Each line of the data that includes the string "cultivos" is to be copied out.

________________

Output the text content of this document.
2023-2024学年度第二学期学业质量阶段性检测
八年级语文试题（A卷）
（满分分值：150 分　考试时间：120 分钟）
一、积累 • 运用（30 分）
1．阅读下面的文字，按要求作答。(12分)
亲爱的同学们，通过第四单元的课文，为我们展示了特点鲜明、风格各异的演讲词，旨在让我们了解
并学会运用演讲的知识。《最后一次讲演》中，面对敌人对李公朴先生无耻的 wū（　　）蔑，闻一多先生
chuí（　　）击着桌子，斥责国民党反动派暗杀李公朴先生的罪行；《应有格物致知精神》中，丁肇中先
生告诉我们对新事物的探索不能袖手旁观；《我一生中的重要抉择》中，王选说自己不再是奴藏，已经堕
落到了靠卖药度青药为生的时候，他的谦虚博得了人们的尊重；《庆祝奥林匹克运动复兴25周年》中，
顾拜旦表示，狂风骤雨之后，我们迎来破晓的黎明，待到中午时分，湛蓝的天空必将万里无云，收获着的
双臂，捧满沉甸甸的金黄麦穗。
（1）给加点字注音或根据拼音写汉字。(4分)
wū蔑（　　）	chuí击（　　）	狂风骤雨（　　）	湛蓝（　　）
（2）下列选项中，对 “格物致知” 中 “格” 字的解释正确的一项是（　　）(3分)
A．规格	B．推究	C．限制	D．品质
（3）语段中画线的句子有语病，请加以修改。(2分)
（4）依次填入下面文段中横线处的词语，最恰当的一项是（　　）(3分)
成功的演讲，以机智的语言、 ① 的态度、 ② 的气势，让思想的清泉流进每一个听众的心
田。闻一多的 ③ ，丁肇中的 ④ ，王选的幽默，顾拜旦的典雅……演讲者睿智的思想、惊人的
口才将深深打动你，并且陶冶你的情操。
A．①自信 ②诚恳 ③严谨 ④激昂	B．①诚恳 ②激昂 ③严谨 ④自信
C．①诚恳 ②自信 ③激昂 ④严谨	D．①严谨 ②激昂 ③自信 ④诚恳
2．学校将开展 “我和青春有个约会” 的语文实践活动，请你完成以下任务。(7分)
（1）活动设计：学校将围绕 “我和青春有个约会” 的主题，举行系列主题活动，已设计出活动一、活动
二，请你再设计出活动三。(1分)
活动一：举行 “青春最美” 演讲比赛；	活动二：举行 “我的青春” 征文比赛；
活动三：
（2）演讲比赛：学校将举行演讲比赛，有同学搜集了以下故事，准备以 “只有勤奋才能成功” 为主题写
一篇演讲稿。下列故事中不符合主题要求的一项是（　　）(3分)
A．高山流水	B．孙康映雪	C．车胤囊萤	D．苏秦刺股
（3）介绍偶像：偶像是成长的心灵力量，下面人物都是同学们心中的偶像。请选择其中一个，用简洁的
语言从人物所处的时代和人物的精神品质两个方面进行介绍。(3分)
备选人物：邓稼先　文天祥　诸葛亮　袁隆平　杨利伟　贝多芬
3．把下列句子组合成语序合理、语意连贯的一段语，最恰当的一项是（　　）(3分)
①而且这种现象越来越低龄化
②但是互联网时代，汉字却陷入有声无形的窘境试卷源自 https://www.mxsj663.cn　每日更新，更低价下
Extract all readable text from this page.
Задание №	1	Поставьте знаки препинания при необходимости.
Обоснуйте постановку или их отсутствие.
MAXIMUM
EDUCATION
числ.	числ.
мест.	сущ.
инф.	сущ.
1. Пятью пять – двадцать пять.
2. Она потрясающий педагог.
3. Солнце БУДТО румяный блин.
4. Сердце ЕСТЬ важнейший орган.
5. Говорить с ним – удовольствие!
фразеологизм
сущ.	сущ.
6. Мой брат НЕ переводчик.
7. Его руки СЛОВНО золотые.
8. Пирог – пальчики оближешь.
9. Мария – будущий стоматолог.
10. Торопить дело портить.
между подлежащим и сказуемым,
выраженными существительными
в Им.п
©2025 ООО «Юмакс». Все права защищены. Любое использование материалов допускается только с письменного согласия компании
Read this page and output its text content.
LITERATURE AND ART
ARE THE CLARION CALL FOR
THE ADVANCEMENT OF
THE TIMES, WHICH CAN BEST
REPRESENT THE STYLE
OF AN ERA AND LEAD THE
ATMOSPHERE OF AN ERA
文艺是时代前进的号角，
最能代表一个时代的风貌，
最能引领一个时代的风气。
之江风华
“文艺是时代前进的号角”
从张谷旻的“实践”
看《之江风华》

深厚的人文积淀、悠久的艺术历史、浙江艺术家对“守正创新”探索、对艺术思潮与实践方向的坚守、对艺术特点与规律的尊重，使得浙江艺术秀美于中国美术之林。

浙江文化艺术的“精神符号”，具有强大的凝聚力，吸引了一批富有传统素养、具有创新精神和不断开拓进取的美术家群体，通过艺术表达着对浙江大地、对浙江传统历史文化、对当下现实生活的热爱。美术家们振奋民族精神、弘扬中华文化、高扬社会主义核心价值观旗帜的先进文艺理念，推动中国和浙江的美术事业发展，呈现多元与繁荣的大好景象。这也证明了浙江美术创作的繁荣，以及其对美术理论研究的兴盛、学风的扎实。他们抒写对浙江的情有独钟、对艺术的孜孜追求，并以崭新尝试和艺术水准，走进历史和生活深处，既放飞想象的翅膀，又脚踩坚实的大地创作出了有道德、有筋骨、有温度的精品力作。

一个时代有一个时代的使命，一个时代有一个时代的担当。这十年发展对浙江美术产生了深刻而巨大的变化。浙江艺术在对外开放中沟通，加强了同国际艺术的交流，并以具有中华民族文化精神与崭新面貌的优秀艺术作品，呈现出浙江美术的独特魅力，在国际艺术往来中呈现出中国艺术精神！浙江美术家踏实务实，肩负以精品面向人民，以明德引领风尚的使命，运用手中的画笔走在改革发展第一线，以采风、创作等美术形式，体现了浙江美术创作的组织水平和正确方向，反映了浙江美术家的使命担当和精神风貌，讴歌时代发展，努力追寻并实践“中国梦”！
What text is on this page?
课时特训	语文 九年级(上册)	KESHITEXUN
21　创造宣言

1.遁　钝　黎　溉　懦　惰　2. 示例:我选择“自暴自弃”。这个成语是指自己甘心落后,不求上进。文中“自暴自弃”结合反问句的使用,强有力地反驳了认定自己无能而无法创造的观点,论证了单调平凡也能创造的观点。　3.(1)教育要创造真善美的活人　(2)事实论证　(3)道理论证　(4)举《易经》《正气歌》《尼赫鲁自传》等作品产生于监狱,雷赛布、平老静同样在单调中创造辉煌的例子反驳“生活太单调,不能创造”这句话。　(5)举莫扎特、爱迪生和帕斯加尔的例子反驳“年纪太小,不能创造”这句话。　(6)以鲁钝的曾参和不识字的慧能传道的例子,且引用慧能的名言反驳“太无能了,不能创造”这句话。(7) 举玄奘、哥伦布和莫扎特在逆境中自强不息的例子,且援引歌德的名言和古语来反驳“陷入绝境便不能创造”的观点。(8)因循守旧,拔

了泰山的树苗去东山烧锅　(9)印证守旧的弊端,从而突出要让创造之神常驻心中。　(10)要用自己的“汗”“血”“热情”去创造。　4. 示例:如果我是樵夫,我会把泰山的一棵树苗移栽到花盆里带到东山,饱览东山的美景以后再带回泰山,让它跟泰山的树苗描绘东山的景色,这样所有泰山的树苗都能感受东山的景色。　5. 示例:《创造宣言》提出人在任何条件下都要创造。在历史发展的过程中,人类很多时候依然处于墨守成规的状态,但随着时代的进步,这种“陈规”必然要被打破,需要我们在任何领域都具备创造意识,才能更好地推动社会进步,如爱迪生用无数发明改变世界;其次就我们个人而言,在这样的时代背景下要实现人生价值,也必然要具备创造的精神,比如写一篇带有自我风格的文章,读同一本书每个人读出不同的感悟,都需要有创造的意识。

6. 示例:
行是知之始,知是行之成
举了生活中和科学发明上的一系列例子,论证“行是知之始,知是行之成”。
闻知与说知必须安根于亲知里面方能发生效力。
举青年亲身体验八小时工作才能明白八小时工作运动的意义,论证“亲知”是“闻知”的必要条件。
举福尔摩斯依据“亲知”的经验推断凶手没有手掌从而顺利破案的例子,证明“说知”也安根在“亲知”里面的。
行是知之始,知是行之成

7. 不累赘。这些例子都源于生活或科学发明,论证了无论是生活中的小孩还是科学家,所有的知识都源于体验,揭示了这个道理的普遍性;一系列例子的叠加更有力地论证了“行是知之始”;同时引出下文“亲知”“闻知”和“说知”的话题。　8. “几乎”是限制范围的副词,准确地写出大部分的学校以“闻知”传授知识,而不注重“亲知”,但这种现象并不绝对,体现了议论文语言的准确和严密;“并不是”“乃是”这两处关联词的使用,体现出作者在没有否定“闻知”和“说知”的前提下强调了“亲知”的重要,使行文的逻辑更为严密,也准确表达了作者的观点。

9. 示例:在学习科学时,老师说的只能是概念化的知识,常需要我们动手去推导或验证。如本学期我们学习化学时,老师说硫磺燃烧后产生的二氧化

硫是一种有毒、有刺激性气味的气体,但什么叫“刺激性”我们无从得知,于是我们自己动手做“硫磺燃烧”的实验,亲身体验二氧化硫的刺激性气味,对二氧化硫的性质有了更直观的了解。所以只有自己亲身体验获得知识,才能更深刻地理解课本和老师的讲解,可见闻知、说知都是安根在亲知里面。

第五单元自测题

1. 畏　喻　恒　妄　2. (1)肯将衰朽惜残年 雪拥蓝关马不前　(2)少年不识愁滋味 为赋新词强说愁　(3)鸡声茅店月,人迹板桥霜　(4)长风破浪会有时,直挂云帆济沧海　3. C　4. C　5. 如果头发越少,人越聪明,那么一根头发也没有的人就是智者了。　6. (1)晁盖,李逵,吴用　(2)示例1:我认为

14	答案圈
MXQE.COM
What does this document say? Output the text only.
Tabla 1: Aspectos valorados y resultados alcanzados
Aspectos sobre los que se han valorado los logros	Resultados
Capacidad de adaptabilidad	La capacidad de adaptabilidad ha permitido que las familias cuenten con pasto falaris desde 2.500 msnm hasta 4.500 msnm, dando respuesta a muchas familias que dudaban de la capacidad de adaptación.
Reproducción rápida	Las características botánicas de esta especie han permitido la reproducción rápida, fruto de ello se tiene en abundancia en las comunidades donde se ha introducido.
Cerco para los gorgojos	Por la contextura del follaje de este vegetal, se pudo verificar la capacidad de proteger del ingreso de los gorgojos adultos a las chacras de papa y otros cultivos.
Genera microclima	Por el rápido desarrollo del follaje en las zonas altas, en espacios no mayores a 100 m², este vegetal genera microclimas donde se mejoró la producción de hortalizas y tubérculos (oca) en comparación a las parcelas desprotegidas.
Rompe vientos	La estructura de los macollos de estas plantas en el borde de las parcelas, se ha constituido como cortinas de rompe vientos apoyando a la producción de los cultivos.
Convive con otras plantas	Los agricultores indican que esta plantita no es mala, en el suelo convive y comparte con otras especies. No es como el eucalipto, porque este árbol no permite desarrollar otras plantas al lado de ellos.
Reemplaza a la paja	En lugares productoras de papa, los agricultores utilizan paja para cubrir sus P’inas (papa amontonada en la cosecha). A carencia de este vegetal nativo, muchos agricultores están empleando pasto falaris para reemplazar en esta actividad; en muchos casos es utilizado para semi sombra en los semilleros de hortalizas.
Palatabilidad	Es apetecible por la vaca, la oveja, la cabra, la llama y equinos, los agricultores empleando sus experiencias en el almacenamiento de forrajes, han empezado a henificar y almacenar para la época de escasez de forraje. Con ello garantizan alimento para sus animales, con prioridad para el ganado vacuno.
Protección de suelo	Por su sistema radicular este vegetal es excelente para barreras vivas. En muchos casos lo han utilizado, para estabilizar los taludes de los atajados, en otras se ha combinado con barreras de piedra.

________________

Answer in full
Cerco para los gorgojos	Por la contextura del follaje de este vegetal, se pudo verificar la capacidad de proteger del ingreso de los gorgojos adultos a las chacras de papa y otros cultivos.
Rompe vientos	La estructura de los macollos de estas plantas en el borde de las parcelas, se ha constituido como cortinas de rompe vientos apoyando a la producción de los cultivos.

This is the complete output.